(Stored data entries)
## Begin

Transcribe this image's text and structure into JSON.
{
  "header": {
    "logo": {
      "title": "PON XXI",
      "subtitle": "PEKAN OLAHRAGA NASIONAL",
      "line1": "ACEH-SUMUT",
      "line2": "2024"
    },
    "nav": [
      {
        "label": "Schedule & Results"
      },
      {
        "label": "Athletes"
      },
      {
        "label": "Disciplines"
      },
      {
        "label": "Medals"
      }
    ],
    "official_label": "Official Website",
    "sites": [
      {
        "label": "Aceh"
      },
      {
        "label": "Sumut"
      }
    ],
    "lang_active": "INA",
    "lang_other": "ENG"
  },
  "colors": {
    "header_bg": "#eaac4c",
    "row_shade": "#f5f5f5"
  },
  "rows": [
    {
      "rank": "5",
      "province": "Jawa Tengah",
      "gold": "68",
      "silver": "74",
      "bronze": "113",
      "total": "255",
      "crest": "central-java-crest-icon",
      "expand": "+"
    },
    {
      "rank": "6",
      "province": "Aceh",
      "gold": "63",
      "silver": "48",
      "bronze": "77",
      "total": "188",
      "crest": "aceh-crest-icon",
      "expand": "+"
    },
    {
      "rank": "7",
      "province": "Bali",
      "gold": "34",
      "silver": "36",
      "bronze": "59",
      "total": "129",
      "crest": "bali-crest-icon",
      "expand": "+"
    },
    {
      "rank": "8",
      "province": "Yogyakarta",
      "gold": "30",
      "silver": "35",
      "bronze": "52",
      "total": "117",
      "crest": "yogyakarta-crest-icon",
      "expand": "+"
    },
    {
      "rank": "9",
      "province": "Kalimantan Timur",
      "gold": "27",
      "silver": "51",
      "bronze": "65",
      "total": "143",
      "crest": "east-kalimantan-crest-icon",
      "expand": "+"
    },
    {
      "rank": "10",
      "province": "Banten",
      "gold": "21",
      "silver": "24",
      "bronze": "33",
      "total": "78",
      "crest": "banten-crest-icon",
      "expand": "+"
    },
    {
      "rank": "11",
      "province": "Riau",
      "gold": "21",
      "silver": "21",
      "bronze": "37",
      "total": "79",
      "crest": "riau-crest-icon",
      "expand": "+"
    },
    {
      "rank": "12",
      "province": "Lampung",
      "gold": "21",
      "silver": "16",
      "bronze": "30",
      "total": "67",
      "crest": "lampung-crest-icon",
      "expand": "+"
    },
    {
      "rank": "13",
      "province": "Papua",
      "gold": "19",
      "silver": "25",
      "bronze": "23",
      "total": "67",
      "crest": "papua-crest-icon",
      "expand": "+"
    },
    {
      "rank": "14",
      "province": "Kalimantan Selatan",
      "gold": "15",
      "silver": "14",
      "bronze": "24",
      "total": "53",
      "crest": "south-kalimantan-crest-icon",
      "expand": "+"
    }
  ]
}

## End

Please repeat the listing exactly, with nothing left out.

Transcribe this image's text and structure into JSON.
{
  "header": {
    "logo": {
      "title": "PON XXI",
      "subtitle": "PEKAN OLAHRAGA NASIONAL",
      "line1": "ACEH-SUMUT",
      "line2": "2024"
    },
    "nav": [
      {
        "label": "Schedule & Results"
      },
      {
        "label": "Athletes"
      },
      {
        "label": "Disciplines"
      },
      {
        "label": "Medals"
      }
    ],
    "official_label": "Official Website",
    "sites": [
      {
        "label": "Aceh"
      },
      {
        "label": "Sumut"
      }
    ],
    "lang_active": "INA",
    "lang_other": "ENG"
  },
  "colors": {
    "header_bg": "#eaac4c",
    "row_shade": "#f5f5f5"
  },
  "rows": [
    {
      "rank": "5",
      "province": "Jawa Tengah",
      "gold": "68",
      "silver": "74",
      "bronze": "113",
      "total": "255",
      "crest": "central-java-crest-icon",
      "expand": "+"
    },
    {
      "rank": "6",
      "province": "Aceh",
      "gold": "63",
      "silver": "48",
      "bronze": "77",
      "total": "188",
      "crest": "aceh-crest-icon",
      "expand": "+"
    },
    {
      "rank": "7",
      "province": "Bali",
      "gold": "34",
      "silver": "36",
      "bronze": "59",
      "total": "129",
      "crest": "bali-crest-icon",
      "expand": "+"
    },
    {
      "rank": "8",
      "province": "Yogyakarta",
      "gold": "30",
      "silver": "35",
      "bronze": "52",
      "total": "117",
      "crest": "yogyakarta-crest-icon",
      "expand": "+"
    },
    {
      "rank": "9",
      "province": "Kalimantan Timur",
      "gold": "27",
      "silver": "51",
      "bronze": "65",
      "total": "143",
      "crest": "east-kalimantan-crest-icon",
      "expand": "+"
    },
    {
      "rank": "10",
      "province": "Banten",
      "gold": "21",
      "silver": "24",
      "bronze": "33",
      "total": "78",
      "crest": "banten-crest-icon",
      "expand": "+"
    },
    {
      "rank": "11",
      "province": "Riau",
      "gold": "21",
      "silver": "21",
      "bronze": "37",
      "total": "79",
      "crest": "riau-crest-icon",
      "expand": "+"
    },
    {
      "rank": "12",
      "province": "Lampung",
      "gold": "21",
      "silver": "16",
      "bronze": "30",
      "total": "67",
      "crest": "lampung-crest-icon",
      "expand": "+"
    },
    {
      "rank": "13",
      "province": "Papua",
      "gold": "19",
      "silver": "25",
      "bronze": "23",
      "total": "67",
      "crest": "papua-crest-icon",
      "expand": "+"
    },
    {
      "rank": "14",
      "province": "Kalimantan Selatan",
      "gold": "15",
      "silver": "14",
      "bronze": "24",
      "total": "53",
      "crest": "south-kalimantan-crest-icon",
      "expand": "+"
    }
  ]
}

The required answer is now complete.